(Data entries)

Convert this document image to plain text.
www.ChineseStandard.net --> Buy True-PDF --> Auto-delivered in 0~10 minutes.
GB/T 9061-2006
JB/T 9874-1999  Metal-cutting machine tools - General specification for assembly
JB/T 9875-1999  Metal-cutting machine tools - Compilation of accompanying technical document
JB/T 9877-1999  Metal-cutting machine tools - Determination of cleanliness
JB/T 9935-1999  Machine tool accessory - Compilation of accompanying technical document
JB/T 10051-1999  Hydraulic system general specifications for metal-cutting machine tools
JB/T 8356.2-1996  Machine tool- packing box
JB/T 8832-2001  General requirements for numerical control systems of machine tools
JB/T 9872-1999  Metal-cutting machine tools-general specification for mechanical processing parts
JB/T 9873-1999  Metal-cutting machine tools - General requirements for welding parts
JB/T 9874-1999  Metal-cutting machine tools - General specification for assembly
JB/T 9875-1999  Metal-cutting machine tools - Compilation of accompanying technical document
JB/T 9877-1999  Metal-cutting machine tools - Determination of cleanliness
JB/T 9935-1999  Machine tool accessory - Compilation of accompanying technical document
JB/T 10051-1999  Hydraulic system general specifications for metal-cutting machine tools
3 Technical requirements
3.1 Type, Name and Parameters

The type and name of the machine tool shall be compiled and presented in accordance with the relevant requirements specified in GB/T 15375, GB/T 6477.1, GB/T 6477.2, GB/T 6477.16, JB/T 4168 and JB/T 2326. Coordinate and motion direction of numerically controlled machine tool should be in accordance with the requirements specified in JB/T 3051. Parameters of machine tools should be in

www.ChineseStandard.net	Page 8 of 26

# [Task objective]
Give all of the entries again, word for word.

# [Response to this task]
Convert this document image to plain text.
www.ChineseStandard.net --> Buy True-PDF --> Auto-delivered in 0~10 minutes.
GB/T 9061-2006
JB/T 9874-1999  Metal-cutting machine tools - General specification for assembly
JB/T 9875-1999  Metal-cutting machine tools - Compilation of accompanying technical document
JB/T 9877-1999  Metal-cutting machine tools - Determination of cleanliness
JB/T 9935-1999  Machine tool accessory - Compilation of accompanying technical document
JB/T 10051-1999  Hydraulic system general specifications for metal-cutting machine tools
JB/T 8356.2-1996  Machine tool- packing box
JB/T 8832-2001  General requirements for numerical control systems of machine tools
JB/T 9872-1999  Metal-cutting machine tools-general specification for mechanical processing parts
JB/T 9873-1999  Metal-cutting machine tools - General requirements for welding parts
JB/T 9874-1999  Metal-cutting machine tools - General specification for assembly
JB/T 9875-1999  Metal-cutting machine tools - Compilation of accompanying technical document
JB/T 9877-1999  Metal-cutting machine tools - Determination of cleanliness
JB/T 9935-1999  Machine tool accessory - Compilation of accompanying technical document
JB/T 10051-1999  Hydraulic system general specifications for metal-cutting machine tools
3 Technical requirements
3.1 Type, Name and Parameters

The type and name of the machine tool shall be compiled and presented in accordance with the relevant requirements specified in GB/T 15375, GB/T 6477.1, GB/T 6477.2, GB/T 6477.16, JB/T 4168 and JB/T 2326. Coordinate and motion direction of numerically controlled machine tool should be in accordance with the requirements specified in JB/T 3051. Parameters of machine tools should be in

www.ChineseStandard.net	Page 8 of 26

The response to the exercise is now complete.